##### Input

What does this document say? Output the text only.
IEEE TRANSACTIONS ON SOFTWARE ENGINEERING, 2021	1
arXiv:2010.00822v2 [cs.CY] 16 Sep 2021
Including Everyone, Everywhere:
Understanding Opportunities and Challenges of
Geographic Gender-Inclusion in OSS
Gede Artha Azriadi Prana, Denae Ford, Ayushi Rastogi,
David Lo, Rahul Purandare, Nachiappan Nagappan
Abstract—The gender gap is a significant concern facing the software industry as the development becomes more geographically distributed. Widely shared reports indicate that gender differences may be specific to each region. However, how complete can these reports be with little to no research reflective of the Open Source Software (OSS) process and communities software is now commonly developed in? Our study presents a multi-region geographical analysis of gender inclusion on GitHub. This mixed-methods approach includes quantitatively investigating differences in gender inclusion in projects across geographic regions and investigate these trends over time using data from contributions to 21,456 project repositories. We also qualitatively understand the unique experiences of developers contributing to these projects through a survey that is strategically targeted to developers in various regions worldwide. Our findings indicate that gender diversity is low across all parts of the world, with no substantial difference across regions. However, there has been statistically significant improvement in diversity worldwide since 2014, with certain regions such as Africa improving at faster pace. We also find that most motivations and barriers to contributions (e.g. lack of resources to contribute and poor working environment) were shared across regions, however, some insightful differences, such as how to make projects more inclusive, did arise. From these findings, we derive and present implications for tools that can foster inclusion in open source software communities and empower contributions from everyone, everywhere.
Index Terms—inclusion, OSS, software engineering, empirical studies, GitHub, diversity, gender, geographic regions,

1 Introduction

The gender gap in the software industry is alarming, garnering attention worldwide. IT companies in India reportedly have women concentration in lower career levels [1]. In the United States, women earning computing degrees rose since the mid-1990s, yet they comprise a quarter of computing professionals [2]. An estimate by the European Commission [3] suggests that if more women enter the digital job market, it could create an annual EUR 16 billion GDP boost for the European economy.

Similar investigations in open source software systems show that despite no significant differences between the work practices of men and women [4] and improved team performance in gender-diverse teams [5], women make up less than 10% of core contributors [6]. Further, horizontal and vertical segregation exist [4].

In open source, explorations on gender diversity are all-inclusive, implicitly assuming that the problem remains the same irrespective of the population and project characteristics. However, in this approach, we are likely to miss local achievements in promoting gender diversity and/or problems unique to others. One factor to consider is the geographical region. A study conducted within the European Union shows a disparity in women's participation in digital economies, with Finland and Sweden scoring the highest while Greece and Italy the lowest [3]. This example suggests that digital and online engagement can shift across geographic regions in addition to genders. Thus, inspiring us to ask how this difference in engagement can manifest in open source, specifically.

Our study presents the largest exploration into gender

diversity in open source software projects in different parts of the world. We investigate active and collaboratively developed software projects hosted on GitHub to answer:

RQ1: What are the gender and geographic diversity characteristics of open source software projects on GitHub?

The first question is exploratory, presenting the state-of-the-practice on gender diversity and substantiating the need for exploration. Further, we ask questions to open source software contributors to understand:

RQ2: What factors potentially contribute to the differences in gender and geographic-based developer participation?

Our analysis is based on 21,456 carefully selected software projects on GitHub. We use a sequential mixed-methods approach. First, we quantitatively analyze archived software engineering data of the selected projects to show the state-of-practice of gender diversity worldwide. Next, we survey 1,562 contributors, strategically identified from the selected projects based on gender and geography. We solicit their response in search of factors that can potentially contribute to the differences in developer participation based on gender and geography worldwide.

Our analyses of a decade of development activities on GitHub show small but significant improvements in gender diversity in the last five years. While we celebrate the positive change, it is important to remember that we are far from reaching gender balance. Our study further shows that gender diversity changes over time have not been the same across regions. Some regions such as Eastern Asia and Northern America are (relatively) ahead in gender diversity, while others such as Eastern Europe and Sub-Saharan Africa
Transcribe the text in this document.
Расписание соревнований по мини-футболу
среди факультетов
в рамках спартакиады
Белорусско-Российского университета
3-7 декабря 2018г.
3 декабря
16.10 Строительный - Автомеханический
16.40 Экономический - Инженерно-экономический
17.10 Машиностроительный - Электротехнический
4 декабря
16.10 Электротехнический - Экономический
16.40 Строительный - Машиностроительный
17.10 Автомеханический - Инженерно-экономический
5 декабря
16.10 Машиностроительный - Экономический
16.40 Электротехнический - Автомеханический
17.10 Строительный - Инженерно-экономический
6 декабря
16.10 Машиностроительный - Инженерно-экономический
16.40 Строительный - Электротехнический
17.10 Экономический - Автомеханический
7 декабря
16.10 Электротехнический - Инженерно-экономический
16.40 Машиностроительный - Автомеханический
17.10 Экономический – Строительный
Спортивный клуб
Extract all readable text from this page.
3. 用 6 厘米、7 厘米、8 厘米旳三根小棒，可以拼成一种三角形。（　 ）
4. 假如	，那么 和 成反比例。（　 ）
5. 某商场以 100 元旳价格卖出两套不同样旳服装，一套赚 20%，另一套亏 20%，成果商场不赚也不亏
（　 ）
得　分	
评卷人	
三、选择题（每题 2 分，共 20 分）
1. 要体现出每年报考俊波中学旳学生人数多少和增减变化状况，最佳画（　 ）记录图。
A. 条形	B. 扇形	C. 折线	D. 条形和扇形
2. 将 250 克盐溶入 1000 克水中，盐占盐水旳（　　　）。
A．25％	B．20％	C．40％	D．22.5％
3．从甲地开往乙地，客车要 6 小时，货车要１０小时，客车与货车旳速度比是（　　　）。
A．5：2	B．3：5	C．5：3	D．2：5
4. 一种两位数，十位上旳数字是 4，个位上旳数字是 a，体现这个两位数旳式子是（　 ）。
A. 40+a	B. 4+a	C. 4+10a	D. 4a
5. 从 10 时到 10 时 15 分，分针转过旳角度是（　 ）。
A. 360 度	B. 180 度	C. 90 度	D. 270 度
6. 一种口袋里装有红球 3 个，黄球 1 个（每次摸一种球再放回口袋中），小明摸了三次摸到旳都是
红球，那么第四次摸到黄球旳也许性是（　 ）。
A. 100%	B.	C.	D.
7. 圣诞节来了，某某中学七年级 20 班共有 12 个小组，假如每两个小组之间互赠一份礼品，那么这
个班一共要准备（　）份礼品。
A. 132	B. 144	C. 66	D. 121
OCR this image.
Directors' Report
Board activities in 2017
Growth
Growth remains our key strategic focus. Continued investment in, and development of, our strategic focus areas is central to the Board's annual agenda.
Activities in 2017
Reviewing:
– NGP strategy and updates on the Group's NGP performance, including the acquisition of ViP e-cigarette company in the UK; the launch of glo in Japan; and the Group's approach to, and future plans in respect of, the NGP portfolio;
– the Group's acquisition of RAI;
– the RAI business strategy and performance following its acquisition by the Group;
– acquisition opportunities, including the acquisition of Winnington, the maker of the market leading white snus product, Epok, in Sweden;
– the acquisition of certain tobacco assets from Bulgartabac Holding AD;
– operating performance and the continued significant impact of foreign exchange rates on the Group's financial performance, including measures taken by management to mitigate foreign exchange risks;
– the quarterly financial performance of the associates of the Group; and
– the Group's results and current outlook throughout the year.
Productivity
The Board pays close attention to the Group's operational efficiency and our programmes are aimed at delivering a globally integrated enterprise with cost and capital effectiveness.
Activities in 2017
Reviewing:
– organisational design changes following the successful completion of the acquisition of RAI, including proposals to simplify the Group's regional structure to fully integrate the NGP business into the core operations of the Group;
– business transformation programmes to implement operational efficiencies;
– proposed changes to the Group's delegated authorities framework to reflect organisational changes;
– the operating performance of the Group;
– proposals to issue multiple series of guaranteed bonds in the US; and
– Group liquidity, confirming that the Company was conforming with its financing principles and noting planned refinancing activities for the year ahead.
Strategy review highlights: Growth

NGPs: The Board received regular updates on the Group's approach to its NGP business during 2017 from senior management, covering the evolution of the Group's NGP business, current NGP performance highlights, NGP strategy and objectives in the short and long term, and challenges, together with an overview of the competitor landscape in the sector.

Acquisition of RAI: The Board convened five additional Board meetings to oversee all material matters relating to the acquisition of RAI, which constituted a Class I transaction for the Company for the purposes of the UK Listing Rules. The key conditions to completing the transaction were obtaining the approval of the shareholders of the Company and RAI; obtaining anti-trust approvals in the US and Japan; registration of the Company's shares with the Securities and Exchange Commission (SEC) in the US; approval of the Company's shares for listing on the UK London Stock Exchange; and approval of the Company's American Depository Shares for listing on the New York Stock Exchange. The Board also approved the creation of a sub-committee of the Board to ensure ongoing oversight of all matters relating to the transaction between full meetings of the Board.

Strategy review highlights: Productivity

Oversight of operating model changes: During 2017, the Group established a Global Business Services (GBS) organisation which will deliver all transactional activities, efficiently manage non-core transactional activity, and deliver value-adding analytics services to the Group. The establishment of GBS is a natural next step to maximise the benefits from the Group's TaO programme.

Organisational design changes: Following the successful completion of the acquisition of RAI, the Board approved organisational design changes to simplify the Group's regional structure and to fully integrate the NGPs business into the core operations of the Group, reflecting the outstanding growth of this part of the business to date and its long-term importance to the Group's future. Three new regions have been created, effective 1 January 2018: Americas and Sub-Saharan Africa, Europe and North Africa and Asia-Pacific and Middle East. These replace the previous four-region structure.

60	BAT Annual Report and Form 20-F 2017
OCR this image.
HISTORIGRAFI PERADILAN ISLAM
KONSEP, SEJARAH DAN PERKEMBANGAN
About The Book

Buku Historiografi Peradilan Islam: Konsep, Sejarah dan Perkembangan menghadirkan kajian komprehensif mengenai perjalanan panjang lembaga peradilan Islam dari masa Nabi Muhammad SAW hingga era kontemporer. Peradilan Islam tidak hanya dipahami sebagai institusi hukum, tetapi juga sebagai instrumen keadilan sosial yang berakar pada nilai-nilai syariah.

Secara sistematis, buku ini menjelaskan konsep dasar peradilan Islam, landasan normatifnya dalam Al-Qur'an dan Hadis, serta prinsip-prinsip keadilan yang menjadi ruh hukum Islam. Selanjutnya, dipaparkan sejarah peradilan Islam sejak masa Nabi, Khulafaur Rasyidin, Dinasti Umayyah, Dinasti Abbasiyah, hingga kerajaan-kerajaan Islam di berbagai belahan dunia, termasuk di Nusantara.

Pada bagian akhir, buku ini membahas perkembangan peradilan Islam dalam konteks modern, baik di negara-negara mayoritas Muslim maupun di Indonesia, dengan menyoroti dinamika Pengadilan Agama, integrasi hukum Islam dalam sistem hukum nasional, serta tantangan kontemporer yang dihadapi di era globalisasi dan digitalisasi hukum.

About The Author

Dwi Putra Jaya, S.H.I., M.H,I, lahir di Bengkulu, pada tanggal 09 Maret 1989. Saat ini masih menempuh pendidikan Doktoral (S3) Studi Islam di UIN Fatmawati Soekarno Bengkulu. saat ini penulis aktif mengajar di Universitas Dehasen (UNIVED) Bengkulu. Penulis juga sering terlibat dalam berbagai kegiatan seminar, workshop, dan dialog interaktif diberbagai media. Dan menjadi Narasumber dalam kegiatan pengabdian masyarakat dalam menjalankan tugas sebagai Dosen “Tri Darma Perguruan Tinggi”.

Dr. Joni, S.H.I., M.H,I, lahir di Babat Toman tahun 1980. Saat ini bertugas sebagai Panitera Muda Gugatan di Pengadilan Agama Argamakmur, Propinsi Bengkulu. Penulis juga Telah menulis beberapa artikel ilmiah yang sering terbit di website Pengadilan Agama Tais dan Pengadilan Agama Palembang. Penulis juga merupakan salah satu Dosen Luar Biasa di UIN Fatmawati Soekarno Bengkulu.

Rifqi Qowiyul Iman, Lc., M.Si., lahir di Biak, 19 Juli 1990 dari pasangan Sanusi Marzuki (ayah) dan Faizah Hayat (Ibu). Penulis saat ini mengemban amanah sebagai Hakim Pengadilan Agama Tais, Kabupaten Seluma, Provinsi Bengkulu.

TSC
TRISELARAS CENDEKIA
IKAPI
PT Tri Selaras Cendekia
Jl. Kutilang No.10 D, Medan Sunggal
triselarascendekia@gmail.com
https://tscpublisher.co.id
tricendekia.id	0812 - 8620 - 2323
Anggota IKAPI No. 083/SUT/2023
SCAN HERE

##########

Exercise description ::
State how many lines of the records above contain the word "certain", giving only that number.

Task output ::
2